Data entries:

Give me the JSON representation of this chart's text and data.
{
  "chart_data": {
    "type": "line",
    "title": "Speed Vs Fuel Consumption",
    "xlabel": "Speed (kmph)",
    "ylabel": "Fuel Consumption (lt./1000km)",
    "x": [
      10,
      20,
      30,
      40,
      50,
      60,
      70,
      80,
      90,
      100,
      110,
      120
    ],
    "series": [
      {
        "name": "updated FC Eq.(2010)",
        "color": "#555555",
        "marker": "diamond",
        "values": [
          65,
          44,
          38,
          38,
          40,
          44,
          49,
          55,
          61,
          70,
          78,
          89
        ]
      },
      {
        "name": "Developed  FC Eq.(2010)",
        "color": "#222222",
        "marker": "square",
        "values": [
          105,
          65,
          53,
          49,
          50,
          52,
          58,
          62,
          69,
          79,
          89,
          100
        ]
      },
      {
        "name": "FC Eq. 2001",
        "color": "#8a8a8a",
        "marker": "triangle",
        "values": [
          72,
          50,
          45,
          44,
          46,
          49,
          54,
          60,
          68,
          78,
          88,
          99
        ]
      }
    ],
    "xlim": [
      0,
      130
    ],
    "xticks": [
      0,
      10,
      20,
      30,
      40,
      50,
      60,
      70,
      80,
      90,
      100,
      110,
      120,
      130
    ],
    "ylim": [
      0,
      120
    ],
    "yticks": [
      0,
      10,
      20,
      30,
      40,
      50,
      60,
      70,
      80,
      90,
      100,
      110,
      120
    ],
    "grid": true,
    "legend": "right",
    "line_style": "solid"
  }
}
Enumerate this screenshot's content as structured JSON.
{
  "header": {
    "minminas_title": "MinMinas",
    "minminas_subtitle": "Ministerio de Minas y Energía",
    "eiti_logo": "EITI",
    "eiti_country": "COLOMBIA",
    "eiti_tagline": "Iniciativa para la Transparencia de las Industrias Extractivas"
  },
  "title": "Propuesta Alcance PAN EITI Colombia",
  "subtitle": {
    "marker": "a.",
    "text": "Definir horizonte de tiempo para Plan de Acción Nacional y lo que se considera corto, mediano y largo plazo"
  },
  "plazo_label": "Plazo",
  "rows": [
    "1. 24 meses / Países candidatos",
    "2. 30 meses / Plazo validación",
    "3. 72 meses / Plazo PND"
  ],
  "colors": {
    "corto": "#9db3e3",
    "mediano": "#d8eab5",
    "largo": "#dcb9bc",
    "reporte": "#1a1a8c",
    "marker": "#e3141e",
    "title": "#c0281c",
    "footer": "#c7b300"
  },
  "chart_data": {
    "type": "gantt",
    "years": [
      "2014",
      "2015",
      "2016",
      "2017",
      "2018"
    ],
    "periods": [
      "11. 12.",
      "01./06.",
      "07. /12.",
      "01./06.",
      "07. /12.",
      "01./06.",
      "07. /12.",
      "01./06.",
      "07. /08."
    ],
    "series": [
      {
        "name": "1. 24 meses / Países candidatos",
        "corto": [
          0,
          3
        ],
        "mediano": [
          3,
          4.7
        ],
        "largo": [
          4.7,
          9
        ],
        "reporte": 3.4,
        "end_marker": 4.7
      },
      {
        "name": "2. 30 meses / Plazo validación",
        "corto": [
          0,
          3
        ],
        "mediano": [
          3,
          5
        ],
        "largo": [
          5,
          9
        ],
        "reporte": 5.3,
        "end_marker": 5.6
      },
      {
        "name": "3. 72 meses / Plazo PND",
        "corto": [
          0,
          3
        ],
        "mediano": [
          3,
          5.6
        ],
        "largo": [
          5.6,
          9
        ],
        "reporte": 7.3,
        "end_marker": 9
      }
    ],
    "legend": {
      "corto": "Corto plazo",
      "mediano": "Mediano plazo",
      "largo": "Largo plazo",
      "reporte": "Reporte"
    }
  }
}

Written problem:
From the first line to the last, retype the data exactly.

Written answer:
Give me the JSON representation of this chart's text and data.
{
  "chart_data": {
    "type": "line",
    "title": "Speed Vs Fuel Consumption",
    "xlabel": "Speed (kmph)",
    "ylabel": "Fuel Consumption (lt./1000km)",
    "x": [
      10,
      20,
      30,
      40,
      50,
      60,
      70,
      80,
      90,
      100,
      110,
      120
    ],
    "series": [
      {
        "name": "updated FC Eq.(2010)",
        "color": "#555555",
        "marker": "diamond",
        "values": [
          65,
          44,
          38,
          38,
          40,
          44,
          49,
          55,
          61,
          70,
          78,
          89
        ]
      },
      {
        "name": "Developed  FC Eq.(2010)",
        "color": "#222222",
        "marker": "square",
        "values": [
          105,
          65,
          53,
          49,
          50,
          52,
          58,
          62,
          69,
          79,
          89,
          100
        ]
      },
      {
        "name": "FC Eq. 2001",
        "color": "#8a8a8a",
        "marker": "triangle",
        "values": [
          72,
          50,
          45,
          44,
          46,
          49,
          54,
          60,
          68,
          78,
          88,
          99
        ]
      }
    ],
    "xlim": [
      0,
      130
    ],
    "xticks": [
      0,
      10,
      20,
      30,
      40,
      50,
      60,
      70,
      80,
      90,
      100,
      110,
      120,
      130
    ],
    "ylim": [
      0,
      120
    ],
    "yticks": [
      0,
      10,
      20,
      30,
      40,
      50,
      60,
      70,
      80,
      90,
      100,
      110,
      120
    ],
    "grid": true,
    "legend": "right",
    "line_style": "solid"
  }
}
Enumerate this screenshot's content as structured JSON.
{
  "header": {
    "minminas_title": "MinMinas",
    "minminas_subtitle": "Ministerio de Minas y Energía",
    "eiti_logo": "EITI",
    "eiti_country": "COLOMBIA",
    "eiti_tagline": "Iniciativa para la Transparencia de las Industrias Extractivas"
  },
  "title": "Propuesta Alcance PAN EITI Colombia",
  "subtitle": {
    "marker": "a.",
    "text": "Definir horizonte de tiempo para Plan de Acción Nacional y lo que se considera corto, mediano y largo plazo"
  },
  "plazo_label": "Plazo",
  "rows": [
    "1. 24 meses / Países candidatos",
    "2. 30 meses / Plazo validación",
    "3. 72 meses / Plazo PND"
  ],
  "colors": {
    "corto": "#9db3e3",
    "mediano": "#d8eab5",
    "largo": "#dcb9bc",
    "reporte": "#1a1a8c",
    "marker": "#e3141e",
    "title": "#c0281c",
    "footer": "#c7b300"
  },
  "chart_data": {
    "type": "gantt",
    "years": [
      "2014",
      "2015",
      "2016",
      "2017",
      "2018"
    ],
    "periods": [
      "11. 12.",
      "01./06.",
      "07. /12.",
      "01./06.",
      "07. /12.",
      "01./06.",
      "07. /12.",
      "01./06.",
      "07. /08."
    ],
    "series": [
      {
        "name": "1. 24 meses / Países candidatos",
        "corto": [
          0,
          3
        ],
        "mediano": [
          3,
          4.7
        ],
        "largo": [
          4.7,
          9
        ],
        "reporte": 3.4,
        "end_marker": 4.7
      },
      {
        "name": "2. 30 meses / Plazo validación",
        "corto": [
          0,
          3
        ],
        "mediano": [
          3,
          5
        ],
        "largo": [
          5,
          9
        ],
        "reporte": 5.3,
        "end_marker": 5.6
      },
      {
        "name": "3. 72 meses / Plazo PND",
        "corto": [
          0,
          3
        ],
        "mediano": [
          3,
          5.6
        ],
        "largo": [
          5.6,
          9
        ],
        "reporte": 7.3,
        "end_marker": 9
      }
    ],
    "legend": {
      "corto": "Corto plazo",
      "mediano": "Mediano plazo",
      "largo": "Largo plazo",
      "reporte": "Reporte"
    }
  }
}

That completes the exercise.